======== Record set

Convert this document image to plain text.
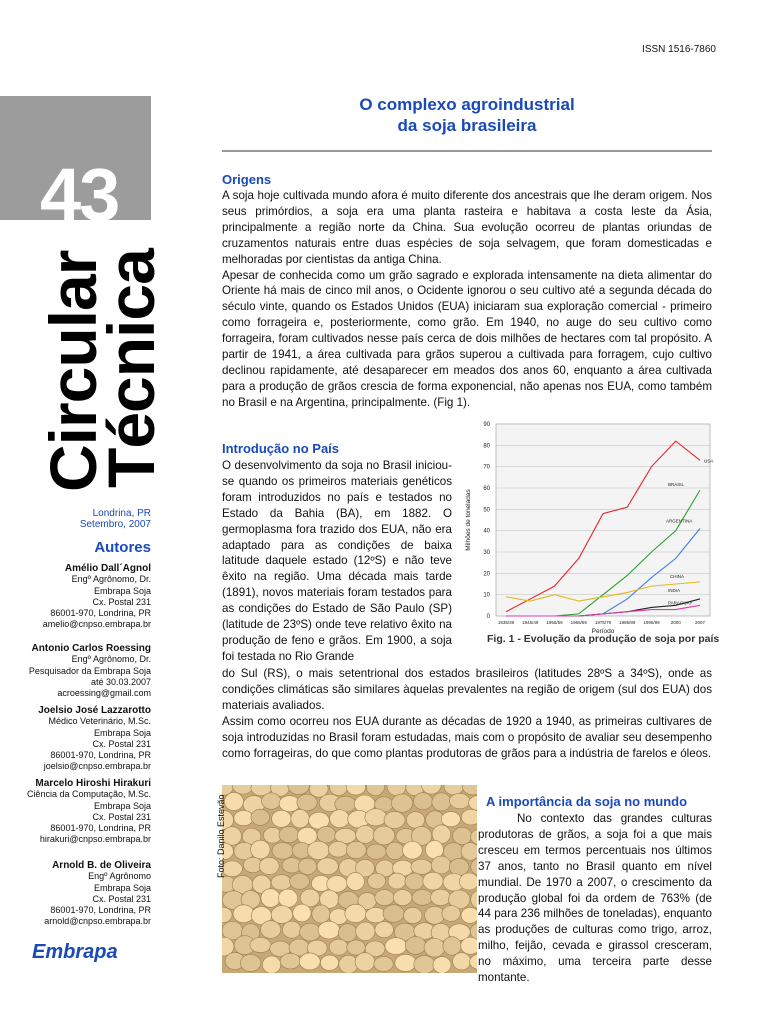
ISSN 1516-7860
43
Circular
Técnica
Londrina, PR
Setembro, 2007
Autores
Amélio Dall´Agnol
Engº Agrônomo, Dr.
Embrapa Soja
Cx. Postal 231
86001-970, Londrina, PR
amelio@cnpso.embrapa.br
Antonio Carlos Roessing
Engº Agrônomo, Dr.
Pesquisador da Embrapa Soja
até 30.03.2007
acroessing@gmail.com
Joelsio José Lazzarotto
Médico Veterinário, M.Sc.
Embrapa Soja
Cx. Postal 231
86001-970, Londrina, PR
joelsio@cnpso.embrapa.br
Marcelo Hiroshi Hirakuri
Ciência da Computação, M.Sc.
Embrapa Soja
Cx. Postal 231
86001-970, Londrina, PR
hirakuri@cnpso.embrapa.br
Arnold B. de Oliveira
Engº Agrônomo
Embrapa Soja
Cx. Postal 231
86001-970, Londrina, PR
arnold@cnpso.embrapa.br
Embrapa
O complexo agroindustrial
da soja brasileira
Origens
A soja hoje cultivada mundo afora é muito diferente dos ancestrais que lhe deram origem. Nos seus primórdios, a soja era uma planta rasteira e habitava a costa leste da Ásia, principalmente a região norte da China. Sua evolução ocorreu de plantas oriundas de cruzamentos naturais entre duas espécies de soja selvagem, que foram domesticadas e melhoradas por cientistas da antiga China.
Apesar de conhecida como um grão sagrado e explorada intensamente na dieta alimentar do Oriente há mais de cinco mil anos, o Ocidente ignorou o seu cultivo até a segunda década do século vinte, quando os Estados Unidos (EUA) iniciaram sua exploração comercial - primeiro como forrageira e, posteriormente, como grão. Em 1940, no auge do seu cultivo como forrageira, foram cultivados nesse país cerca de dois milhões de hectares com tal propósito. A partir de 1941, a área cultivada para grãos superou a cultivada para forragem, cujo cultivo declinou rapidamente, até desaparecer em meados dos anos 60, enquanto a área cultivada para a produção de grãos crescia de forma exponencial, não apenas nos EUA, como também no Brasil e na Argentina, principalmente. (Fig 1).
Introdução no País
O desenvolvimento da soja no Brasil iniciou-se quando os primeiros materiais genéticos foram introduzidos no país e testados no Estado da Bahia (BA), em 1882. O germoplasma fora trazido dos EUA, não era adaptado para as condições de baixa latitude daquele estado (12ºS) e não teve êxito na região. Uma década mais tarde (1891), novos materiais foram testados para as condições do Estado de São Paulo (SP) (latitude de 23ºS) onde teve relativo êxito na produção de feno e grãos. Em 1900, a soja foi testada no Rio Grande
do Sul (RS), o mais setentrional dos estados brasileiros (latitudes 28ºS a 34ºS), onde as condições climáticas são similares àquelas prevalentes na região de origem (sul dos EUA) dos materiais avaliados.
Assim como ocorreu nos EUA durante as décadas de 1920 a 1940, as primeiras cultivares de soja introduzidas no Brasil foram estudadas, mais com o propósito de avaliar seu desempenho como forrageiras, do que como plantas produtoras de grãos para a indústria de farelos e óleos.
0
10
20
30
40
50
60
70
80
90
1935/39 1945/49 1955/59 1965/69 1975/79 1985/89 1995/99 2000	2007
Período
Milhões de toneladas
USA
BRASIL
ARGENTINA
CHINA
INDIA
PARAGUAY
Fig. 1 - Evolução da produção de soja por país
Foto: Danilo Estevão	A importância da soja no mundo
No contexto das grandes culturas produtoras de grãos, a soja foi a que mais cresceu em termos percentuais nos últimos 37 anos, tanto no Brasil quanto em nível mundial. De 1970 a 2007, o crescimento da produção global foi da ordem de 763% (de 44 para 236 milhões de toneladas), enquanto as produções de culturas como trigo, arroz, milho, feijão, cevada e girassol cresceram, no máximo, uma terceira parte desse montante.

================

To be done: Each entry should be repeated exactly as it appears; the pictures stay out.

Task response:
Convert this document image to plain text.
ISSN 1516-7860
43
Circular
Técnica
Londrina, PR
Setembro, 2007
Autores
Amélio Dall´Agnol
Engº Agrônomo, Dr.
Embrapa Soja
Cx. Postal 231
86001-970, Londrina, PR
amelio@cnpso.embrapa.br
Antonio Carlos Roessing
Engº Agrônomo, Dr.
Pesquisador da Embrapa Soja
até 30.03.2007
acroessing@gmail.com
Joelsio José Lazzarotto
Médico Veterinário, M.Sc.
Embrapa Soja
Cx. Postal 231
86001-970, Londrina, PR
joelsio@cnpso.embrapa.br
Marcelo Hiroshi Hirakuri
Ciência da Computação, M.Sc.
Embrapa Soja
Cx. Postal 231
86001-970, Londrina, PR
hirakuri@cnpso.embrapa.br
Arnold B. de Oliveira
Engº Agrônomo
Embrapa Soja
Cx. Postal 231
86001-970, Londrina, PR
arnold@cnpso.embrapa.br
Embrapa
O complexo agroindustrial
da soja brasileira
Origens
A soja hoje cultivada mundo afora é muito diferente dos ancestrais que lhe deram origem. Nos seus primórdios, a soja era uma planta rasteira e habitava a costa leste da Ásia, principalmente a região norte da China. Sua evolução ocorreu de plantas oriundas de cruzamentos naturais entre duas espécies de soja selvagem, que foram domesticadas e melhoradas por cientistas da antiga China.
Apesar de conhecida como um grão sagrado e explorada intensamente na dieta alimentar do Oriente há mais de cinco mil anos, o Ocidente ignorou o seu cultivo até a segunda década do século vinte, quando os Estados Unidos (EUA) iniciaram sua exploração comercial - primeiro como forrageira e, posteriormente, como grão. Em 1940, no auge do seu cultivo como forrageira, foram cultivados nesse país cerca de dois milhões de hectares com tal propósito. A partir de 1941, a área cultivada para grãos superou a cultivada para forragem, cujo cultivo declinou rapidamente, até desaparecer em meados dos anos 60, enquanto a área cultivada para a produção de grãos crescia de forma exponencial, não apenas nos EUA, como também no Brasil e na Argentina, principalmente. (Fig 1).
Introdução no País
O desenvolvimento da soja no Brasil iniciou-se quando os primeiros materiais genéticos foram introduzidos no país e testados no Estado da Bahia (BA), em 1882. O germoplasma fora trazido dos EUA, não era adaptado para as condições de baixa latitude daquele estado (12ºS) e não teve êxito na região. Uma década mais tarde (1891), novos materiais foram testados para as condições do Estado de São Paulo (SP) (latitude de 23ºS) onde teve relativo êxito na produção de feno e grãos. Em 1900, a soja foi testada no Rio Grande
do Sul (RS), o mais setentrional dos estados brasileiros (latitudes 28ºS a 34ºS), onde as condições climáticas são similares àquelas prevalentes na região de origem (sul dos EUA) dos materiais avaliados.
Assim como ocorreu nos EUA durante as décadas de 1920 a 1940, as primeiras cultivares de soja introduzidas no Brasil foram estudadas, mais com o propósito de avaliar seu desempenho como forrageiras, do que como plantas produtoras de grãos para a indústria de farelos e óleos.
0
10
20
30
40
50
60
70
80
90
1935/39 1945/49 1955/59 1965/69 1975/79 1985/89 1995/99 2000	2007
Período
Milhões de toneladas
USA
BRASIL
ARGENTINA
CHINA
INDIA
PARAGUAY
Fig. 1 - Evolução da produção de soja por país
Foto: Danilo Estevão	A importância da soja no mundo
No contexto das grandes culturas produtoras de grãos, a soja foi a que mais cresceu em termos percentuais nos últimos 37 anos, tanto no Brasil quanto em nível mundial. De 1970 a 2007, o crescimento da produção global foi da ordem de 763% (de 44 para 236 milhões de toneladas), enquanto as produções de culturas como trigo, arroz, milho, feijão, cevada e girassol cresceram, no máximo, uma terceira parte desse montante.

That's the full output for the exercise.